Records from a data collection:
▼
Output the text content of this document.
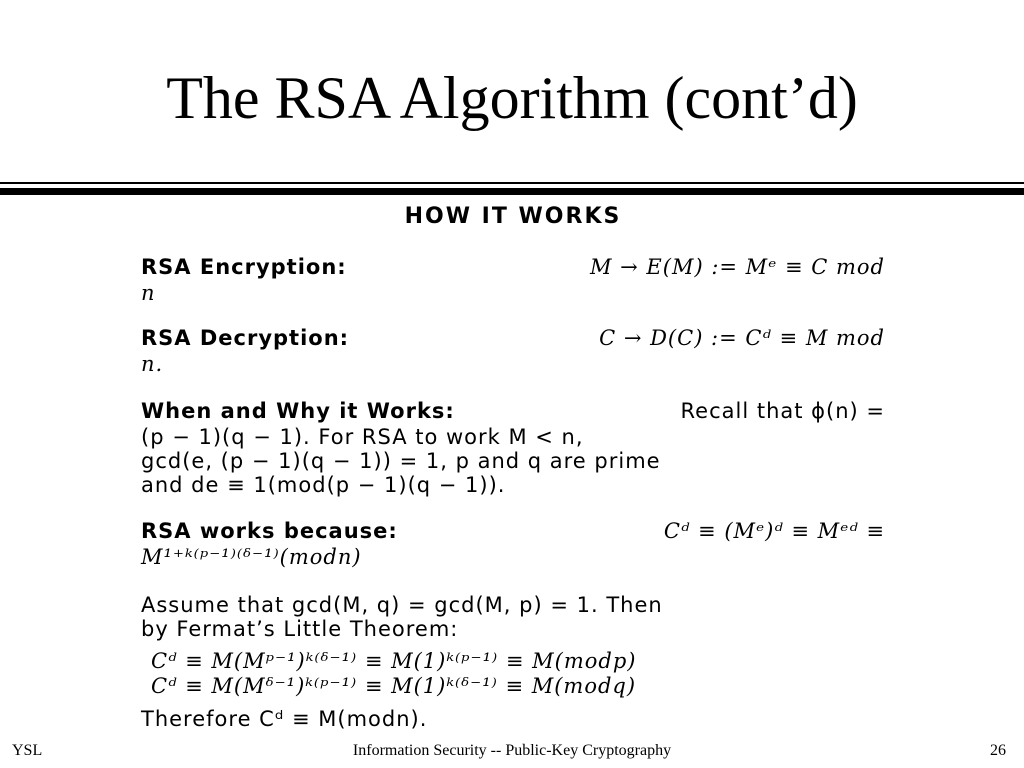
The RSA Algorithm (cont’d)
HOW IT WORKS
RSA Encryption:	M → E(M) := Mᵉ ≡ C mod
n
RSA Decryption:	C → D(C) := Cᵈ ≡ M mod
n.
When and Why it Works:	Recall that ϕ(n) =
(p − 1)(q − 1). For RSA to work M < n,
gcd(e, (p − 1)(q − 1)) = 1, p and q are prime
and de ≡ 1(mod(p − 1)(q − 1)).
RSA works because:	Cᵈ ≡ (Mᵉ)ᵈ ≡ Mᵉᵈ ≡
M¹⁺ᵏ⁽ᵖ⁻¹⁾⁽ᵟ⁻¹⁾(modn)
Assume that gcd(M, q) = gcd(M, p) = 1. Then
by Fermat’s Little Theorem:
Cᵈ ≡ M(Mᵖ⁻¹)ᵏ⁽ᵟ⁻¹⁾ ≡ M(1)ᵏ⁽ᵖ⁻¹⁾ ≡ M(modp)
Cᵈ ≡ M(Mᵟ⁻¹)ᵏ⁽ᵖ⁻¹⁾ ≡ M(1)ᵏ⁽ᵟ⁻¹⁾ ≡ M(modq)
Therefore Cᵈ ≡ M(modn).
YSL	Information Security -- Public-Key Cryptography	26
▲
For the entries above, state how many lines contain the word "that". Provide the number by itself.

2